## Task requirements
Transcribe the records that follow exactly. Skip the pictures.

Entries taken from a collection
########

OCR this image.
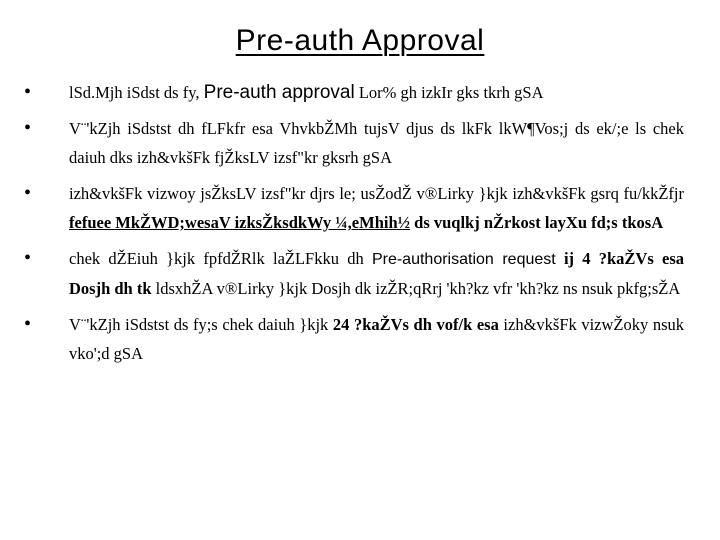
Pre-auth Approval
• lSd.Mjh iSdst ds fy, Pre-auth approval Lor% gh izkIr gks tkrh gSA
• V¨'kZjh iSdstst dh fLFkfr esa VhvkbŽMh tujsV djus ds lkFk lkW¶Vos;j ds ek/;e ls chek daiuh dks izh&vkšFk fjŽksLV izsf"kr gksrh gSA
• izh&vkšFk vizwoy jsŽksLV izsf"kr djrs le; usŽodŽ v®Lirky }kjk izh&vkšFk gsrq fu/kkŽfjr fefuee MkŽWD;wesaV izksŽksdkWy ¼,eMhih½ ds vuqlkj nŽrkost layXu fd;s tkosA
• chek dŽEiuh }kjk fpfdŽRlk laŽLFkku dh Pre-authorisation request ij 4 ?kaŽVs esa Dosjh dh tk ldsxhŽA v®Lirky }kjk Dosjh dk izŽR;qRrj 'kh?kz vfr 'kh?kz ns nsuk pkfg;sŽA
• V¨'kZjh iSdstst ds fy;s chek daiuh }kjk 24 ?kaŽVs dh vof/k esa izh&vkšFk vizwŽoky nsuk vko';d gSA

########

## Problem solution
OCR this image.
Pre-auth Approval
• lSd.Mjh iSdst ds fy, Pre-auth approval Lor% gh izkIr gks tkrh gSA
• V¨'kZjh iSdstst dh fLFkfr esa VhvkbŽMh tujsV djus ds lkFk lkW¶Vos;j ds ek/;e ls chek daiuh dks izh&vkšFk fjŽksLV izsf"kr gksrh gSA
• izh&vkšFk vizwoy jsŽksLV izsf"kr djrs le; usŽodŽ v®Lirky }kjk izh&vkšFk gsrq fu/kkŽfjr fefuee MkŽWD;wesaV izksŽksdkWy ¼,eMhih½ ds vuqlkj nŽrkost layXu fd;s tkosA
• chek dŽEiuh }kjk fpfdŽRlk laŽLFkku dh Pre-authorisation request ij 4 ?kaŽVs esa Dosjh dh tk ldsxhŽA v®Lirky }kjk Dosjh dk izŽR;qRrj 'kh?kz vfr 'kh?kz ns nsuk pkfg;sŽA
• V¨'kZjh iSdstst ds fy;s chek daiuh }kjk 24 ?kaŽVs dh vof/k esa izh&vkšFk vizwŽoky nsuk vko';d gSA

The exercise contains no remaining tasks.